▸ Stated exercise:
Return the full listing exactly as it is written.

Stored data:

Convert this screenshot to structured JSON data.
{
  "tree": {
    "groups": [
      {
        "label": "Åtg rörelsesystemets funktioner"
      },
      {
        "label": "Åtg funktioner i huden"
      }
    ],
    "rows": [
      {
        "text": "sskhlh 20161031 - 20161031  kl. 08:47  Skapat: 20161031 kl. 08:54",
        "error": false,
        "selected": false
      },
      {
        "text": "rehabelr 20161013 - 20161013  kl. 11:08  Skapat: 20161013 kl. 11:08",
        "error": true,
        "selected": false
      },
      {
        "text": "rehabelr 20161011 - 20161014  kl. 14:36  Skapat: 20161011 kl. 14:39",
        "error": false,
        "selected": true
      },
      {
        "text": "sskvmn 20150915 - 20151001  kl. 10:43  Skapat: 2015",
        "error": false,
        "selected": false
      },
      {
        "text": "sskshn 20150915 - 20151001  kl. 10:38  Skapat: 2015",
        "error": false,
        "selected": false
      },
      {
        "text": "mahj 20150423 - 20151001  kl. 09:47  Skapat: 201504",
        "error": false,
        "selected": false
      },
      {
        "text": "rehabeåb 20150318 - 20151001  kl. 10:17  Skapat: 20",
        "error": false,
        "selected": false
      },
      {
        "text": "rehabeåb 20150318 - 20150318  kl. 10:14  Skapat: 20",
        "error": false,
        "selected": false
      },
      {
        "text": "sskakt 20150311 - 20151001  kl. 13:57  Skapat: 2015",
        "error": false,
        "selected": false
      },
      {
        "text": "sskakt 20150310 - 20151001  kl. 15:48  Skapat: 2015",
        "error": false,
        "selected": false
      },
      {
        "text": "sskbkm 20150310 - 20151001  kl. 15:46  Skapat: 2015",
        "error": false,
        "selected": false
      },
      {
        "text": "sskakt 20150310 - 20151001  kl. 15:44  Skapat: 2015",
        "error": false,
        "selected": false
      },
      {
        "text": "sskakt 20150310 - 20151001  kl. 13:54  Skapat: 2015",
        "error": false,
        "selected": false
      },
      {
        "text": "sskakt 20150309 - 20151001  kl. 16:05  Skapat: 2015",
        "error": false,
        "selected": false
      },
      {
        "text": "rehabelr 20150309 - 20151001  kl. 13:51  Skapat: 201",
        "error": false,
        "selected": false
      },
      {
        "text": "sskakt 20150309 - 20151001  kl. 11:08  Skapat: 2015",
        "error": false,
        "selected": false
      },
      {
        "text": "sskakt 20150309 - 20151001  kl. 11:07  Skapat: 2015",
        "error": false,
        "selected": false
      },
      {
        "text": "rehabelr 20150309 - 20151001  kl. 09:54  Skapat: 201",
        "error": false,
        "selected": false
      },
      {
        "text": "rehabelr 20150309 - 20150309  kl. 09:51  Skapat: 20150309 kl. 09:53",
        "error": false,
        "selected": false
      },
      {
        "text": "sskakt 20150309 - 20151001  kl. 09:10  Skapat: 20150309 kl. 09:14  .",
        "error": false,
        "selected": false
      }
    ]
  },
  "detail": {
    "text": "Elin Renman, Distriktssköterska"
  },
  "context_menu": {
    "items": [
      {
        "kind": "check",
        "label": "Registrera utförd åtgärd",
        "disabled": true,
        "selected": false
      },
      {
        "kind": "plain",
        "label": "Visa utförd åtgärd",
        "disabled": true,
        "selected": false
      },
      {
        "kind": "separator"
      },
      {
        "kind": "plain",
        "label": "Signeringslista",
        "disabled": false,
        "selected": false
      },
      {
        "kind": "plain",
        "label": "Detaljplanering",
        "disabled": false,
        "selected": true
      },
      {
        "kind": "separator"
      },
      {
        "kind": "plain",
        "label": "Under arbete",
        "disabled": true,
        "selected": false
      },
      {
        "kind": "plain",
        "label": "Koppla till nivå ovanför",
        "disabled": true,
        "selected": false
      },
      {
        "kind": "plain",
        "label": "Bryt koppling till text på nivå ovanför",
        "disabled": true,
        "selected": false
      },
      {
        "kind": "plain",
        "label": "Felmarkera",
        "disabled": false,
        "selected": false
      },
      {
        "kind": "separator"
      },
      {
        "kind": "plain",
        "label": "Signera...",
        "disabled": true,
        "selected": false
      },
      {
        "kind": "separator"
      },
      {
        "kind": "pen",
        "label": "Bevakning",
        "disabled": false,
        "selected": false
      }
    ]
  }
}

▸ Solution to this exercise:
Convert this screenshot to structured JSON data.
{
  "tree": {
    "groups": [
      {
        "label": "Åtg rörelsesystemets funktioner"
      },
      {
        "label": "Åtg funktioner i huden"
      }
    ],
    "rows": [
      {
        "text": "sskhlh 20161031 - 20161031  kl. 08:47  Skapat: 20161031 kl. 08:54",
        "error": false,
        "selected": false
      },
      {
        "text": "rehabelr 20161013 - 20161013  kl. 11:08  Skapat: 20161013 kl. 11:08",
        "error": true,
        "selected": false
      },
      {
        "text": "rehabelr 20161011 - 20161014  kl. 14:36  Skapat: 20161011 kl. 14:39",
        "error": false,
        "selected": true
      },
      {
        "text": "sskvmn 20150915 - 20151001  kl. 10:43  Skapat: 2015",
        "error": false,
        "selected": false
      },
      {
        "text": "sskshn 20150915 - 20151001  kl. 10:38  Skapat: 2015",
        "error": false,
        "selected": false
      },
      {
        "text": "mahj 20150423 - 20151001  kl. 09:47  Skapat: 201504",
        "error": false,
        "selected": false
      },
      {
        "text": "rehabeåb 20150318 - 20151001  kl. 10:17  Skapat: 20",
        "error": false,
        "selected": false
      },
      {
        "text": "rehabeåb 20150318 - 20150318  kl. 10:14  Skapat: 20",
        "error": false,
        "selected": false
      },
      {
        "text": "sskakt 20150311 - 20151001  kl. 13:57  Skapat: 2015",
        "error": false,
        "selected": false
      },
      {
        "text": "sskakt 20150310 - 20151001  kl. 15:48  Skapat: 2015",
        "error": false,
        "selected": false
      },
      {
        "text": "sskbkm 20150310 - 20151001  kl. 15:46  Skapat: 2015",
        "error": false,
        "selected": false
      },
      {
        "text": "sskakt 20150310 - 20151001  kl. 15:44  Skapat: 2015",
        "error": false,
        "selected": false
      },
      {
        "text": "sskakt 20150310 - 20151001  kl. 13:54  Skapat: 2015",
        "error": false,
        "selected": false
      },
      {
        "text": "sskakt 20150309 - 20151001  kl. 16:05  Skapat: 2015",
        "error": false,
        "selected": false
      },
      {
        "text": "rehabelr 20150309 - 20151001  kl. 13:51  Skapat: 201",
        "error": false,
        "selected": false
      },
      {
        "text": "sskakt 20150309 - 20151001  kl. 11:08  Skapat: 2015",
        "error": false,
        "selected": false
      },
      {
        "text": "sskakt 20150309 - 20151001  kl. 11:07  Skapat: 2015",
        "error": false,
        "selected": false
      },
      {
        "text": "rehabelr 20150309 - 20151001  kl. 09:54  Skapat: 201",
        "error": false,
        "selected": false
      },
      {
        "text": "rehabelr 20150309 - 20150309  kl. 09:51  Skapat: 20150309 kl. 09:53",
        "error": false,
        "selected": false
      },
      {
        "text": "sskakt 20150309 - 20151001  kl. 09:10  Skapat: 20150309 kl. 09:14  .",
        "error": false,
        "selected": false
      }
    ]
  },
  "detail": {
    "text": "Elin Renman, Distriktssköterska"
  },
  "context_menu": {
    "items": [
      {
        "kind": "check",
        "label": "Registrera utförd åtgärd",
        "disabled": true,
        "selected": false
      },
      {
        "kind": "plain",
        "label": "Visa utförd åtgärd",
        "disabled": true,
        "selected": false
      },
      {
        "kind": "separator"
      },
      {
        "kind": "plain",
        "label": "Signeringslista",
        "disabled": false,
        "selected": false
      },
      {
        "kind": "plain",
        "label": "Detaljplanering",
        "disabled": false,
        "selected": true
      },
      {
        "kind": "separator"
      },
      {
        "kind": "plain",
        "label": "Under arbete",
        "disabled": true,
        "selected": false
      },
      {
        "kind": "plain",
        "label": "Koppla till nivå ovanför",
        "disabled": true,
        "selected": false
      },
      {
        "kind": "plain",
        "label": "Bryt koppling till text på nivå ovanför",
        "disabled": true,
        "selected": false
      },
      {
        "kind": "plain",
        "label": "Felmarkera",
        "disabled": false,
        "selected": false
      },
      {
        "kind": "separator"
      },
      {
        "kind": "plain",
        "label": "Signera...",
        "disabled": true,
        "selected": false
      },
      {
        "kind": "separator"
      },
      {
        "kind": "pen",
        "label": "Bevakning",
        "disabled": false,
        "selected": false
      }
    ]
  }
}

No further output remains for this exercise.